# DATA RECORDS
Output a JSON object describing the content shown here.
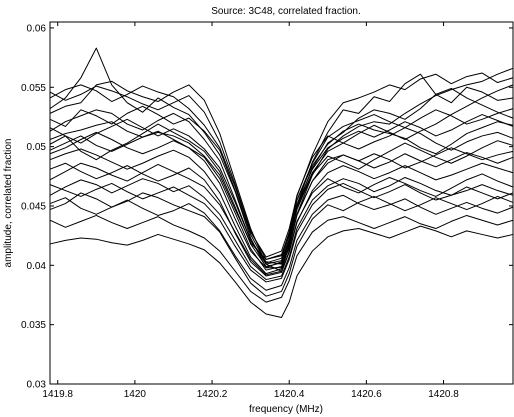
{
  "chart_data": {
    "type": "line",
    "title": "Source: 3C48, correlated fraction.",
    "xlabel": "frequency (MHz)",
    "ylabel": "amplitude, correlated fraction",
    "xlim": [
      1419.78,
      1420.98
    ],
    "ylim": [
      0.03,
      0.0605
    ],
    "xticks": [
      1419.8,
      1420,
      1420.2,
      1420.4,
      1420.6,
      1420.8
    ],
    "xtick_labels": [
      "1419.8",
      "1420",
      "1420.2",
      "1420.4",
      "1420.6",
      "1420.8"
    ],
    "yticks": [
      0.03,
      0.035,
      0.04,
      0.045,
      0.05,
      0.055,
      0.06
    ],
    "ytick_labels": [
      "0.03",
      "0.035",
      "0.04",
      "0.045",
      "0.05",
      "0.055",
      "0.06"
    ],
    "grid": false,
    "legend": "none",
    "x": [
      1419.78,
      1419.82,
      1419.86,
      1419.9,
      1419.94,
      1419.98,
      1420.02,
      1420.06,
      1420.1,
      1420.14,
      1420.18,
      1420.22,
      1420.26,
      1420.3,
      1420.34,
      1420.38,
      1420.4,
      1420.42,
      1420.46,
      1420.5,
      1420.54,
      1420.58,
      1420.62,
      1420.66,
      1420.7,
      1420.74,
      1420.78,
      1420.82,
      1420.86,
      1420.9,
      1420.94,
      1420.98
    ],
    "series": [
      {
        "values": [
          0.0532,
          0.0541,
          0.0558,
          0.0583,
          0.0552,
          0.0537,
          0.0529,
          0.0541,
          0.0533,
          0.0527,
          0.0512,
          0.0493,
          0.0462,
          0.0423,
          0.0398,
          0.0398,
          0.0421,
          0.0451,
          0.0487,
          0.0512,
          0.0531,
          0.0528,
          0.0542,
          0.0538,
          0.0553,
          0.0561,
          0.0544,
          0.0537,
          0.055,
          0.0546,
          0.0539,
          0.0541
        ]
      },
      {
        "values": [
          0.0541,
          0.0548,
          0.0552,
          0.0547,
          0.0538,
          0.0544,
          0.0551,
          0.0546,
          0.0542,
          0.0532,
          0.0518,
          0.0499,
          0.0466,
          0.0428,
          0.0407,
          0.0412,
          0.0431,
          0.0458,
          0.0493,
          0.0521,
          0.0537,
          0.0541,
          0.0546,
          0.0552,
          0.0548,
          0.0557,
          0.0561,
          0.0553,
          0.0559,
          0.0562,
          0.0554,
          0.0558
        ]
      },
      {
        "values": [
          0.0528,
          0.0534,
          0.0537,
          0.0552,
          0.0555,
          0.0547,
          0.0542,
          0.0538,
          0.0546,
          0.0552,
          0.0539,
          0.0511,
          0.0471,
          0.0431,
          0.0401,
          0.0395,
          0.0418,
          0.0449,
          0.0482,
          0.0503,
          0.0512,
          0.0524,
          0.0531,
          0.0528,
          0.0523,
          0.0532,
          0.0544,
          0.0549,
          0.0541,
          0.0535,
          0.0529,
          0.0524
        ]
      },
      {
        "values": [
          0.0513,
          0.0521,
          0.0526,
          0.0531,
          0.0528,
          0.0519,
          0.0514,
          0.0522,
          0.0528,
          0.0521,
          0.0506,
          0.0488,
          0.0455,
          0.0421,
          0.0403,
          0.0401,
          0.0414,
          0.0443,
          0.0476,
          0.0498,
          0.0509,
          0.0517,
          0.0521,
          0.0519,
          0.0528,
          0.0536,
          0.0543,
          0.0548,
          0.0552,
          0.0555,
          0.0561,
          0.0566
        ]
      },
      {
        "values": [
          0.0506,
          0.0511,
          0.0514,
          0.0518,
          0.0521,
          0.0513,
          0.0508,
          0.0512,
          0.0509,
          0.0503,
          0.0492,
          0.0476,
          0.0447,
          0.0419,
          0.0405,
          0.0409,
          0.0427,
          0.0455,
          0.0484,
          0.0502,
          0.0513,
          0.0519,
          0.0514,
          0.0511,
          0.0507,
          0.0499,
          0.0494,
          0.0502,
          0.0511,
          0.0516,
          0.0521,
          0.0518
        ]
      },
      {
        "values": [
          0.0497,
          0.0503,
          0.0509,
          0.0501,
          0.0496,
          0.0502,
          0.0508,
          0.0513,
          0.0506,
          0.0499,
          0.0488,
          0.0469,
          0.0439,
          0.0412,
          0.0398,
          0.0403,
          0.0422,
          0.0449,
          0.0478,
          0.0496,
          0.0503,
          0.0498,
          0.0504,
          0.0509,
          0.0516,
          0.0511,
          0.0503,
          0.0497,
          0.0504,
          0.0509,
          0.0512,
          0.0507
        ]
      },
      {
        "values": [
          0.0489,
          0.0494,
          0.0498,
          0.0493,
          0.0487,
          0.0481,
          0.0486,
          0.0492,
          0.0497,
          0.0491,
          0.0479,
          0.0461,
          0.0433,
          0.0407,
          0.0393,
          0.0397,
          0.0416,
          0.0442,
          0.0471,
          0.0489,
          0.0493,
          0.0488,
          0.0494,
          0.0489,
          0.0482,
          0.0487,
          0.0493,
          0.0499,
          0.0494,
          0.0489,
          0.0493,
          0.0496
        ]
      },
      {
        "values": [
          0.0481,
          0.0486,
          0.0479,
          0.0473,
          0.0478,
          0.0484,
          0.0477,
          0.0471,
          0.0476,
          0.0482,
          0.0472,
          0.0454,
          0.0427,
          0.0403,
          0.0391,
          0.0394,
          0.0411,
          0.0436,
          0.0463,
          0.0478,
          0.0484,
          0.0479,
          0.0473,
          0.0478,
          0.0484,
          0.0478,
          0.0472,
          0.0476,
          0.0481,
          0.0486,
          0.0482,
          0.0478
        ]
      },
      {
        "values": [
          0.0468,
          0.0463,
          0.0458,
          0.0464,
          0.0469,
          0.0462,
          0.0456,
          0.0461,
          0.0466,
          0.0459,
          0.0452,
          0.0438,
          0.0416,
          0.0396,
          0.0386,
          0.0389,
          0.0405,
          0.0428,
          0.0451,
          0.0464,
          0.0469,
          0.0463,
          0.0457,
          0.0462,
          0.0468,
          0.0461,
          0.0455,
          0.0459,
          0.0463,
          0.0468,
          0.0463,
          0.0459
        ]
      },
      {
        "values": [
          0.0452,
          0.0457,
          0.0448,
          0.0443,
          0.0449,
          0.0455,
          0.0448,
          0.0442,
          0.0446,
          0.0452,
          0.0444,
          0.0429,
          0.0408,
          0.0389,
          0.0379,
          0.0383,
          0.0398,
          0.0421,
          0.0443,
          0.0455,
          0.0459,
          0.0452,
          0.0447,
          0.0451,
          0.0456,
          0.0449,
          0.0443,
          0.0448,
          0.0453,
          0.0448,
          0.0444,
          0.0449
        ]
      },
      {
        "values": [
          0.0438,
          0.0432,
          0.0437,
          0.0442,
          0.0436,
          0.0431,
          0.0436,
          0.0441,
          0.0434,
          0.0429,
          0.0423,
          0.0412,
          0.0395,
          0.0378,
          0.0369,
          0.0373,
          0.0387,
          0.0408,
          0.0428,
          0.0438,
          0.0441,
          0.0436,
          0.0431,
          0.0436,
          0.0441,
          0.0435,
          0.0431,
          0.0437,
          0.0442,
          0.0438,
          0.0434,
          0.0438
        ]
      },
      {
        "values": [
          0.0418,
          0.0421,
          0.0423,
          0.0422,
          0.0419,
          0.0417,
          0.0421,
          0.0426,
          0.0422,
          0.0418,
          0.0413,
          0.0402,
          0.0386,
          0.0369,
          0.0359,
          0.0356,
          0.0369,
          0.0391,
          0.0412,
          0.0424,
          0.0429,
          0.0431,
          0.0427,
          0.0423,
          0.0428,
          0.0433,
          0.0429,
          0.0424,
          0.0429,
          0.0426,
          0.0423,
          0.0426
        ]
      },
      {
        "values": [
          0.0523,
          0.0517,
          0.0531,
          0.0526,
          0.0519,
          0.0528,
          0.0534,
          0.0527,
          0.0519,
          0.0524,
          0.0513,
          0.0497,
          0.0463,
          0.0426,
          0.0402,
          0.0406,
          0.0425,
          0.0455,
          0.0486,
          0.0508,
          0.0517,
          0.0522,
          0.0527,
          0.0521,
          0.0516,
          0.0524,
          0.0531,
          0.0526,
          0.0519,
          0.0523,
          0.0528,
          0.0532
        ]
      },
      {
        "values": [
          0.0502,
          0.0509,
          0.0496,
          0.0489,
          0.0497,
          0.0503,
          0.0511,
          0.0519,
          0.0512,
          0.0505,
          0.0496,
          0.0479,
          0.0449,
          0.0418,
          0.0399,
          0.0402,
          0.0419,
          0.0447,
          0.0477,
          0.0492,
          0.0487,
          0.0481,
          0.0489,
          0.0496,
          0.0503,
          0.0497,
          0.0491,
          0.0486,
          0.0492,
          0.0499,
          0.0505,
          0.0501
        ]
      },
      {
        "values": [
          0.0472,
          0.0479,
          0.0486,
          0.0482,
          0.0476,
          0.0471,
          0.0478,
          0.0485,
          0.0479,
          0.0473,
          0.0466,
          0.0451,
          0.0428,
          0.0405,
          0.0392,
          0.0395,
          0.0412,
          0.0437,
          0.0461,
          0.0473,
          0.0466,
          0.0461,
          0.0468,
          0.0474,
          0.0469,
          0.0463,
          0.0458,
          0.0465,
          0.0472,
          0.0477,
          0.0471,
          0.0466
        ]
      },
      {
        "values": [
          0.0546,
          0.0539,
          0.0544,
          0.0551,
          0.0547,
          0.0542,
          0.0536,
          0.0531,
          0.0537,
          0.0543,
          0.0529,
          0.0504,
          0.0468,
          0.0429,
          0.0405,
          0.0408,
          0.0428,
          0.0459,
          0.0491,
          0.0509,
          0.0503,
          0.0511,
          0.0518,
          0.0512,
          0.0506,
          0.0513,
          0.0519,
          0.0527,
          0.0534,
          0.0541,
          0.0547,
          0.0552
        ]
      },
      {
        "values": [
          0.0459,
          0.0466,
          0.0472,
          0.0468,
          0.0461,
          0.0467,
          0.0473,
          0.0469,
          0.0462,
          0.0467,
          0.0457,
          0.0443,
          0.0421,
          0.0399,
          0.0388,
          0.0391,
          0.0407,
          0.0431,
          0.0455,
          0.0467,
          0.0473,
          0.0469,
          0.0462,
          0.0467,
          0.0474,
          0.0469,
          0.0463,
          0.0459,
          0.0466,
          0.0461,
          0.0456,
          0.0461
        ]
      },
      {
        "values": [
          0.0516,
          0.0509,
          0.0503,
          0.0511,
          0.0517,
          0.0523,
          0.0516,
          0.0509,
          0.0515,
          0.0509,
          0.0498,
          0.0482,
          0.0453,
          0.0421,
          0.0401,
          0.0404,
          0.0422,
          0.0451,
          0.0481,
          0.0499,
          0.0507,
          0.0513,
          0.0508,
          0.0514,
          0.0521,
          0.0516,
          0.0509,
          0.0514,
          0.0521,
          0.0527,
          0.0522,
          0.0517
        ]
      },
      {
        "values": [
          0.0447,
          0.0452,
          0.0461,
          0.0456,
          0.0449,
          0.0454,
          0.0461,
          0.0457,
          0.0451,
          0.0446,
          0.0441,
          0.0428,
          0.0406,
          0.0385,
          0.0374,
          0.0378,
          0.0393,
          0.0416,
          0.0439,
          0.0451,
          0.0446,
          0.0453,
          0.0458,
          0.0452,
          0.0446,
          0.0451,
          0.0457,
          0.0452,
          0.0447,
          0.0452,
          0.0458,
          0.0453
        ]
      },
      {
        "values": [
          0.0494,
          0.0499,
          0.0506,
          0.0512,
          0.0506,
          0.0499,
          0.0494,
          0.0499,
          0.0505,
          0.0499,
          0.0491,
          0.0473,
          0.0444,
          0.0414,
          0.0396,
          0.0399,
          0.0416,
          0.0443,
          0.0471,
          0.0486,
          0.0493,
          0.0488,
          0.0482,
          0.0487,
          0.0494,
          0.0488,
          0.0483,
          0.0489,
          0.0495,
          0.0491,
          0.0486,
          0.0491
        ]
      }
    ]
  }
}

# GIVEN EXERCISE
Wherever a line in the data above holds "correlated", copy that line.

# RESPONSE TO THE TASK
    "title": "Source: 3C48, correlated fraction.",
    "ylabel": "amplitude, correlated fraction",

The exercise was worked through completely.